NetTCR-2.1 is a deep learning model used to predict TCR specificity. NetTCR-2.1 uses convolutional neural networks (CNN) to predict whether a given TCR binds a specific peptide. The NetTCR-2.1 publication is available at https://www.frontiersin.org/articles/10.3389/fimmu.2022.1055151/full.
The scripts in this repo allow training and testing of models. It is possible to train/test using CDR3 only (with train_nettcr_cdr3.py and test_nettcr_cdr3.py) or all the CDRs (with train_nettcr_cdr123.py and test_nettcr_cdr123.py).
The input datasets shoud contain the CDRs and peptide sequences. For the CDR3 training/testing, at least the columns A3, B3 should be present (with headers). For CDR123, the columns should be A1,A2,A3, B1, B2, B3. All the input files shoud be comma-separated.
See data/GILGFVFTL/train.csv as an exampl of a CDR123 dataset.

━━━━━━━━━━━━━━━━━━━━━━━━━━━━━━

## [Tasks]
a - Summarize the NetTCR-2.1 text in two sentences.
b - Transcribe the part of the NetTCR-2.1 text between "NetTCR-2.1 is a" and "train_nettcr_cdr123.py and test_nettcr_cdr123.py).", inclusive.

## [Raw data]
━━━━━━━━━━━━━━━━━━━━━━━━━━━━━━

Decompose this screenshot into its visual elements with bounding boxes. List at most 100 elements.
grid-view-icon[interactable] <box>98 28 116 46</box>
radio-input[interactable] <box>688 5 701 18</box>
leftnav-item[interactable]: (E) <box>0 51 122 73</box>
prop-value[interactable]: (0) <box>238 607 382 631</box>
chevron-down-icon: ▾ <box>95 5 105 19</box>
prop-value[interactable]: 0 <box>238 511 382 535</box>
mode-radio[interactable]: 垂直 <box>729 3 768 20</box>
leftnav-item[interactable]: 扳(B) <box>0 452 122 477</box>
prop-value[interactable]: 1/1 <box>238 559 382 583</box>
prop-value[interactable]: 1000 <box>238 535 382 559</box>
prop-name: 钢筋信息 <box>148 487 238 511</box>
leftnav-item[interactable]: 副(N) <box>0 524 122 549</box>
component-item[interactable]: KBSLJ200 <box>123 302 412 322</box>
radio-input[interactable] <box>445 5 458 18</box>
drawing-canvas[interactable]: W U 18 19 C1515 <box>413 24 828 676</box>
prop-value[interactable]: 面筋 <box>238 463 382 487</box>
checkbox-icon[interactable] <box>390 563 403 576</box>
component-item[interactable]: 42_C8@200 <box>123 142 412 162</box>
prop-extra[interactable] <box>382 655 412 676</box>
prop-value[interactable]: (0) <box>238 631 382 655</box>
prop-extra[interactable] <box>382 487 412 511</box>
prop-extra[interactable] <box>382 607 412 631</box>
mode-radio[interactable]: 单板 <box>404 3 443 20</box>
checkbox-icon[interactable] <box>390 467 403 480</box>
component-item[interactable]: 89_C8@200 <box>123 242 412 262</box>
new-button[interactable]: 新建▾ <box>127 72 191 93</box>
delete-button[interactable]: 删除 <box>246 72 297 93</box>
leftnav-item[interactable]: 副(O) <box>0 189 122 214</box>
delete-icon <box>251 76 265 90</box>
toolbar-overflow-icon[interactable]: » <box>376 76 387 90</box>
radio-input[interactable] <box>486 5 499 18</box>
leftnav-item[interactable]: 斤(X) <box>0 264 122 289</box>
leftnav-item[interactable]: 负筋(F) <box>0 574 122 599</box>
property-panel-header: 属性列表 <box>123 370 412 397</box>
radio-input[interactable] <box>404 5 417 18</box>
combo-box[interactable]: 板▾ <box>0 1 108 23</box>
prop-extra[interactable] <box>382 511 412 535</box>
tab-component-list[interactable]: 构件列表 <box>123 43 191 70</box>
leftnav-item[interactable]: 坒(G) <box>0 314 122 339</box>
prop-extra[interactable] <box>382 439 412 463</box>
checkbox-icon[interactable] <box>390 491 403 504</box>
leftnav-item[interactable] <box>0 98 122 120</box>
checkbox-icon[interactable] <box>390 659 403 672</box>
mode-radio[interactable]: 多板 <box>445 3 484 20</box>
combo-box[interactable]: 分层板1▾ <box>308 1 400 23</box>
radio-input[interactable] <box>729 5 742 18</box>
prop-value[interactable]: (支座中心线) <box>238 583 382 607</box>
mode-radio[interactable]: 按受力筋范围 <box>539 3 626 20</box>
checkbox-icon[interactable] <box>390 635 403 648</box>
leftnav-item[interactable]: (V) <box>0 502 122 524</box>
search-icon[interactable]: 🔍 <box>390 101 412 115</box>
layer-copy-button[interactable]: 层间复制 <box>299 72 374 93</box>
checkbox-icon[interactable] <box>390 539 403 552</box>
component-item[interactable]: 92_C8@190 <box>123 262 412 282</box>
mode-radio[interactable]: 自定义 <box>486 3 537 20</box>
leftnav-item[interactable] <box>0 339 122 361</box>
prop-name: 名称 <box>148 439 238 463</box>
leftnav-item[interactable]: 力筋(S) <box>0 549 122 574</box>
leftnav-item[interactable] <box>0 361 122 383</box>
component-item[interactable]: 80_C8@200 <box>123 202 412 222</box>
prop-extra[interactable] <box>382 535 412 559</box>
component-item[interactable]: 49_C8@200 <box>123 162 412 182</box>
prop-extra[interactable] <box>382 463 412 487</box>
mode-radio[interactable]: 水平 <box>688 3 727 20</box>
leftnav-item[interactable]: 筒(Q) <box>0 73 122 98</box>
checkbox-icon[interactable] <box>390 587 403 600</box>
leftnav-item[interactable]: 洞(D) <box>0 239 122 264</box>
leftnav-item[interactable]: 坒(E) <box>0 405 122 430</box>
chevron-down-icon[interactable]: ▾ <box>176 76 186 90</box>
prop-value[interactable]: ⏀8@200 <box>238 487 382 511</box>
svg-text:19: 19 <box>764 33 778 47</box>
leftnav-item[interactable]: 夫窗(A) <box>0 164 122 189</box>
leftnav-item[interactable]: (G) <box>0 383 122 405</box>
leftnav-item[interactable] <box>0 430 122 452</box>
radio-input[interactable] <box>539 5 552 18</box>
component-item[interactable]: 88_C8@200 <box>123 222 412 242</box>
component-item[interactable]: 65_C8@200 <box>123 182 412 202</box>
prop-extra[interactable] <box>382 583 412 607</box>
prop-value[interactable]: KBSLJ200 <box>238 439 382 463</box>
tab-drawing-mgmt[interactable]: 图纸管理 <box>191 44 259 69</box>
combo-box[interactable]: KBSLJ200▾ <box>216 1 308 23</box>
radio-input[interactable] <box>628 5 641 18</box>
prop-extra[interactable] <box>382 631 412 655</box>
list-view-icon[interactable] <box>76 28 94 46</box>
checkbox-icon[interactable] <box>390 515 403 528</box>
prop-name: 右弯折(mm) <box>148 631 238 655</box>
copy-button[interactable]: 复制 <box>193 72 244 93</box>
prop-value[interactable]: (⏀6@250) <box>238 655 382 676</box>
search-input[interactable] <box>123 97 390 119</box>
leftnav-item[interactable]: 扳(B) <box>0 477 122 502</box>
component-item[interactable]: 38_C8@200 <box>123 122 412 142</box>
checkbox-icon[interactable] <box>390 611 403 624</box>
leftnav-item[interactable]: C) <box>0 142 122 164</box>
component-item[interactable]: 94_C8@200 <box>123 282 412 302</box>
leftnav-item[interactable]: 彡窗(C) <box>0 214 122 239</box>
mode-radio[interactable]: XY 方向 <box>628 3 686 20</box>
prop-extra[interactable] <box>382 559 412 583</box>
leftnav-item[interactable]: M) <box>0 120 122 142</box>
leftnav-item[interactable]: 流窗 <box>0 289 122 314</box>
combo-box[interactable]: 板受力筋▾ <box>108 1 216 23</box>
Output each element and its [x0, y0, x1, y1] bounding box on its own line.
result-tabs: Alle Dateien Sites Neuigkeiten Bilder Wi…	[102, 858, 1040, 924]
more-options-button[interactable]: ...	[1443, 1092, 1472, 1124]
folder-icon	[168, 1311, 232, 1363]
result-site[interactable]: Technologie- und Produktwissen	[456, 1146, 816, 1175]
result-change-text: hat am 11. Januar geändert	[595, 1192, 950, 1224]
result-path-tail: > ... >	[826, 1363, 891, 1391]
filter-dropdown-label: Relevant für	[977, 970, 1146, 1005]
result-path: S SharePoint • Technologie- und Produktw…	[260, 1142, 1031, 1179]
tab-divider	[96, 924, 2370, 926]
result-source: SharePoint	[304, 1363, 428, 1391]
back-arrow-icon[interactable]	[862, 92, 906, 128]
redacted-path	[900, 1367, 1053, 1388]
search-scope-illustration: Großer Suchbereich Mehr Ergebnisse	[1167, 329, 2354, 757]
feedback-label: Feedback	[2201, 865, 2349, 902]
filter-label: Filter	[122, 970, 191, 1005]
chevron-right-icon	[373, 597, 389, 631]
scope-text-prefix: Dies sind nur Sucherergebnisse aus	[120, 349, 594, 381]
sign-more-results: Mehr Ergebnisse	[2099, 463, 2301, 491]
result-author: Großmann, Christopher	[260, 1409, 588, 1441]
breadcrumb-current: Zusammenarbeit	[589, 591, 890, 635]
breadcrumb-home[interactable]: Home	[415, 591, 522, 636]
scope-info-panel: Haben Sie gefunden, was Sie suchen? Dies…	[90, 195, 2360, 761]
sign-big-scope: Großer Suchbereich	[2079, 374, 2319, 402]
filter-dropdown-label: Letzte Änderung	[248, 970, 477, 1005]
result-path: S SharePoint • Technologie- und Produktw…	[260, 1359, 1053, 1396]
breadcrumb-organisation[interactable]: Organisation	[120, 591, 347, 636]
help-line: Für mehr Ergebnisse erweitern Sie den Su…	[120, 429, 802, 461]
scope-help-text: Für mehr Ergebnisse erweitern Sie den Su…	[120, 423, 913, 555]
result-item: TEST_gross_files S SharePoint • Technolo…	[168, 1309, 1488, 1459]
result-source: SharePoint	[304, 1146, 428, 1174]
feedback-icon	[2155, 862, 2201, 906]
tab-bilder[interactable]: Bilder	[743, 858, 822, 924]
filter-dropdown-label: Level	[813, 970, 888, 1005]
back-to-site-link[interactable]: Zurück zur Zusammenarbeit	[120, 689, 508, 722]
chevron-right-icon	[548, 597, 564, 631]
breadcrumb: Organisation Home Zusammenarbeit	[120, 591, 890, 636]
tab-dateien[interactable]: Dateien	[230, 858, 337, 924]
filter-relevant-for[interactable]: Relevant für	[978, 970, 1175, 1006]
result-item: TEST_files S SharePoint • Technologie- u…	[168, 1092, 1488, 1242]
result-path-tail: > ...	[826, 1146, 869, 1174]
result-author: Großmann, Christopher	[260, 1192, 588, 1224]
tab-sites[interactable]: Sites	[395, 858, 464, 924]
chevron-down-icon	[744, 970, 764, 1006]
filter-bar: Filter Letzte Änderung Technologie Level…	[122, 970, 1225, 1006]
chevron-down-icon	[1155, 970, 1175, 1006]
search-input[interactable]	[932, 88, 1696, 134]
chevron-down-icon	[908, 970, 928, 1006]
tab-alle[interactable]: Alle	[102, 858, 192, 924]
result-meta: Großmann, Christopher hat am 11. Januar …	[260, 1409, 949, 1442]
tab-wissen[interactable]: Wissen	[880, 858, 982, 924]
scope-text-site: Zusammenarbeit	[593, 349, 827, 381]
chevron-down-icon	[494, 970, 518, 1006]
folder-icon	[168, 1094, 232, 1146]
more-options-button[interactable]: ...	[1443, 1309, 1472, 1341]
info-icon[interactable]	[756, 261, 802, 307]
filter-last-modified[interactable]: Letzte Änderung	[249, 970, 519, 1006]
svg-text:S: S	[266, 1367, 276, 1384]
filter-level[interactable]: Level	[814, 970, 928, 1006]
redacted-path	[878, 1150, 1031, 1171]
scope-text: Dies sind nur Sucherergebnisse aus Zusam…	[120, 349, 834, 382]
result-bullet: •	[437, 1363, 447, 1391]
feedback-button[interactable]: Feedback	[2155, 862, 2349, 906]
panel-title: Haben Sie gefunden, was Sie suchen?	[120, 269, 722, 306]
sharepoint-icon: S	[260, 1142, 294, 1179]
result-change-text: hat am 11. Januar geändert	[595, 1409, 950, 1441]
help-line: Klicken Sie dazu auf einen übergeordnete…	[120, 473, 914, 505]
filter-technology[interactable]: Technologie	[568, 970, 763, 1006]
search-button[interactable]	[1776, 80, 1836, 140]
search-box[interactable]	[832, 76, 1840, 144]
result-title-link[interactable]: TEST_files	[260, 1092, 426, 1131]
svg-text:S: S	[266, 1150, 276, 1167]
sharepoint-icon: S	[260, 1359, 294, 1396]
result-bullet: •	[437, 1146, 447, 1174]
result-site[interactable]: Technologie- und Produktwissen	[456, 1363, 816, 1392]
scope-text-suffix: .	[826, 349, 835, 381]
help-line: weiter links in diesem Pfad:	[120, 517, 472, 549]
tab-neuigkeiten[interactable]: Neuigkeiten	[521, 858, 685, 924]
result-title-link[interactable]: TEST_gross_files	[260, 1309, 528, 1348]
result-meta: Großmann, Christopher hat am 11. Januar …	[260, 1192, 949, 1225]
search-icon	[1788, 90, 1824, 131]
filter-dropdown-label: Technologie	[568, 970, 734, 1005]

━━━━━━━━━━━━━━━━━━━━━━━━━━━━━━

## [Answers by item number]
a - NetTCR-2.1 is a deep learning model that uses convolutional neural networks to predict whether a given TCR binds a specific peptide. Its repository has scripts for training and testing models on CDR3 alone or on all the CDRs, with comma-separated input files that contain the CDR and peptide sequences.

b -
NetTCR-2.1 is a deep learning model used to predict TCR specificity. NetTCR-2.1 uses convolutional neural networks (CNN) to predict whether a given TCR binds a specific peptide. The NetTCR-2.1 publication is available at https://www.frontiersin.org/articles/10.3389/fimmu.2022.1055151/full.
The scripts in this repo allow training and testing of models. It is possible to train/test using CDR3 only (with train_nettcr_cdr3.py and test_nettcr_cdr3.py) or all the CDRs (with train_nettcr_cdr123.py and test_nettcr_cdr123.py).